Exercise goal = Repeat the lines that follow, leaving nothing out.
=== Supplied material ===
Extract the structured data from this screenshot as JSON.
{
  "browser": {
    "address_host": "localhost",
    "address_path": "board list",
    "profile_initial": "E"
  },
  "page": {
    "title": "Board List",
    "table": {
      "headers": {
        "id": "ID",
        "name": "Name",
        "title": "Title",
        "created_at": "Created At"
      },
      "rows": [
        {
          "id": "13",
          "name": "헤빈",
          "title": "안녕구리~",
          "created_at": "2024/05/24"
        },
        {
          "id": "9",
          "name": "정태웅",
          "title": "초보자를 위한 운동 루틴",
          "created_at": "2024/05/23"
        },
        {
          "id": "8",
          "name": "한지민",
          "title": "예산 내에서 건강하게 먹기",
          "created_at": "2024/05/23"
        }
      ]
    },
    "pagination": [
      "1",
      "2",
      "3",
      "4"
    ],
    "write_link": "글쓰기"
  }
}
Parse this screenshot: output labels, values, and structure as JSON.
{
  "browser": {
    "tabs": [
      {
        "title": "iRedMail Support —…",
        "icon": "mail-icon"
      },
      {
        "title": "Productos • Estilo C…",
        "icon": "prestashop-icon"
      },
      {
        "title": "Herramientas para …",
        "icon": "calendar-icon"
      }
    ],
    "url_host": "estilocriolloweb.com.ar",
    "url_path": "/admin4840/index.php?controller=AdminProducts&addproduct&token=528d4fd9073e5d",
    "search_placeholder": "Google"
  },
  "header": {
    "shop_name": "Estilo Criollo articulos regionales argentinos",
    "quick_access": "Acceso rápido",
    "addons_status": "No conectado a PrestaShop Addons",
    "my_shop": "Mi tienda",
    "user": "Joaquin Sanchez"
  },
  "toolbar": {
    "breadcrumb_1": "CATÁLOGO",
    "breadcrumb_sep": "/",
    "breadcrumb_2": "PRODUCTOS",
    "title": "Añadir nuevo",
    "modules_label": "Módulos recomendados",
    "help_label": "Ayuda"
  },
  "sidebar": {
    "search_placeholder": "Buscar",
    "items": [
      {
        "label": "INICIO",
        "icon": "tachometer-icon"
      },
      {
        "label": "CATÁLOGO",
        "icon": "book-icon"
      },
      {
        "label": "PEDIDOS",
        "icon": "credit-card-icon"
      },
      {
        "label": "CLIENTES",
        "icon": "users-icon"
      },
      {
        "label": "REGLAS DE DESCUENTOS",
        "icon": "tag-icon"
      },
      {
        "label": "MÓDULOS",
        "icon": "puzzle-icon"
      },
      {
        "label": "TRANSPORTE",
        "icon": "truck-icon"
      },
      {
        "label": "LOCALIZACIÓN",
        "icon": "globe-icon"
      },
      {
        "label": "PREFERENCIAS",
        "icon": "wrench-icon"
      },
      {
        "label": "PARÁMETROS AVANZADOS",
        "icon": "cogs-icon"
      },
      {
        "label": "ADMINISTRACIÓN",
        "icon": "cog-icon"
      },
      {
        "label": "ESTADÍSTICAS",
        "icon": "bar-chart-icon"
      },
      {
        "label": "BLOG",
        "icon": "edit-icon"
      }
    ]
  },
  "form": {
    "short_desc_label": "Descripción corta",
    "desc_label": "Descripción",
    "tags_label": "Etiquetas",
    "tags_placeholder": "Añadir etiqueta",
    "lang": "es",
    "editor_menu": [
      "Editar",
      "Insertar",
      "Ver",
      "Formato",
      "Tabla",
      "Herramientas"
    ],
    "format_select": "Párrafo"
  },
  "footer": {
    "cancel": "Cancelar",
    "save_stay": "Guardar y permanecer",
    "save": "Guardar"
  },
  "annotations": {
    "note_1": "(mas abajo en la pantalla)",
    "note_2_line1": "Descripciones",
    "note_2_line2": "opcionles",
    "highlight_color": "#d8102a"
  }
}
===
Expected answer =
Extract the structured data from this screenshot as JSON.
{
  "browser": {
    "address_host": "localhost",
    "address_path": "board list",
    "profile_initial": "E"
  },
  "page": {
    "title": "Board List",
    "table": {
      "headers": {
        "id": "ID",
        "name": "Name",
        "title": "Title",
        "created_at": "Created At"
      },
      "rows": [
        {
          "id": "13",
          "name": "헤빈",
          "title": "안녕구리~",
          "created_at": "2024/05/24"
        },
        {
          "id": "9",
          "name": "정태웅",
          "title": "초보자를 위한 운동 루틴",
          "created_at": "2024/05/23"
        },
        {
          "id": "8",
          "name": "한지민",
          "title": "예산 내에서 건강하게 먹기",
          "created_at": "2024/05/23"
        }
      ]
    },
    "pagination": [
      "1",
      "2",
      "3",
      "4"
    ],
    "write_link": "글쓰기"
  }
}
Parse this screenshot: output labels, values, and structure as JSON.
{
  "browser": {
    "tabs": [
      {
        "title": "iRedMail Support —…",
        "icon": "mail-icon"
      },
      {
        "title": "Productos • Estilo C…",
        "icon": "prestashop-icon"
      },
      {
        "title": "Herramientas para …",
        "icon": "calendar-icon"
      }
    ],
    "url_host": "estilocriolloweb.com.ar",
    "url_path": "/admin4840/index.php?controller=AdminProducts&addproduct&token=528d4fd9073e5d",
    "search_placeholder": "Google"
  },
  "header": {
    "shop_name": "Estilo Criollo articulos regionales argentinos",
    "quick_access": "Acceso rápido",
    "addons_status": "No conectado a PrestaShop Addons",
    "my_shop": "Mi tienda",
    "user": "Joaquin Sanchez"
  },
  "toolbar": {
    "breadcrumb_1": "CATÁLOGO",
    "breadcrumb_sep": "/",
    "breadcrumb_2": "PRODUCTOS",
    "title": "Añadir nuevo",
    "modules_label": "Módulos recomendados",
    "help_label": "Ayuda"
  },
  "sidebar": {
    "search_placeholder": "Buscar",
    "items": [
      {
        "label": "INICIO",
        "icon": "tachometer-icon"
      },
      {
        "label": "CATÁLOGO",
        "icon": "book-icon"
      },
      {
        "label": "PEDIDOS",
        "icon": "credit-card-icon"
      },
      {
        "label": "CLIENTES",
        "icon": "users-icon"
      },
      {
        "label": "REGLAS DE DESCUENTOS",
        "icon": "tag-icon"
      },
      {
        "label": "MÓDULOS",
        "icon": "puzzle-icon"
      },
      {
        "label": "TRANSPORTE",
        "icon": "truck-icon"
      },
      {
        "label": "LOCALIZACIÓN",
        "icon": "globe-icon"
      },
      {
        "label": "PREFERENCIAS",
        "icon": "wrench-icon"
      },
      {
        "label": "PARÁMETROS AVANZADOS",
        "icon": "cogs-icon"
      },
      {
        "label": "ADMINISTRACIÓN",
        "icon": "cog-icon"
      },
      {
        "label": "ESTADÍSTICAS",
        "icon": "bar-chart-icon"
      },
      {
        "label": "BLOG",
        "icon": "edit-icon"
      }
    ]
  },
  "form": {
    "short_desc_label": "Descripción corta",
    "desc_label": "Descripción",
    "tags_label": "Etiquetas",
    "tags_placeholder": "Añadir etiqueta",
    "lang": "es",
    "editor_menu": [
      "Editar",
      "Insertar",
      "Ver",
      "Formato",
      "Tabla",
      "Herramientas"
    ],
    "format_select": "Párrafo"
  },
  "footer": {
    "cancel": "Cancelar",
    "save_stay": "Guardar y permanecer",
    "save": "Guardar"
  },
  "annotations": {
    "note_1": "(mas abajo en la pantalla)",
    "note_2_line1": "Descripciones",
    "note_2_line2": "opcionles",
    "highlight_color": "#d8102a"
  }
}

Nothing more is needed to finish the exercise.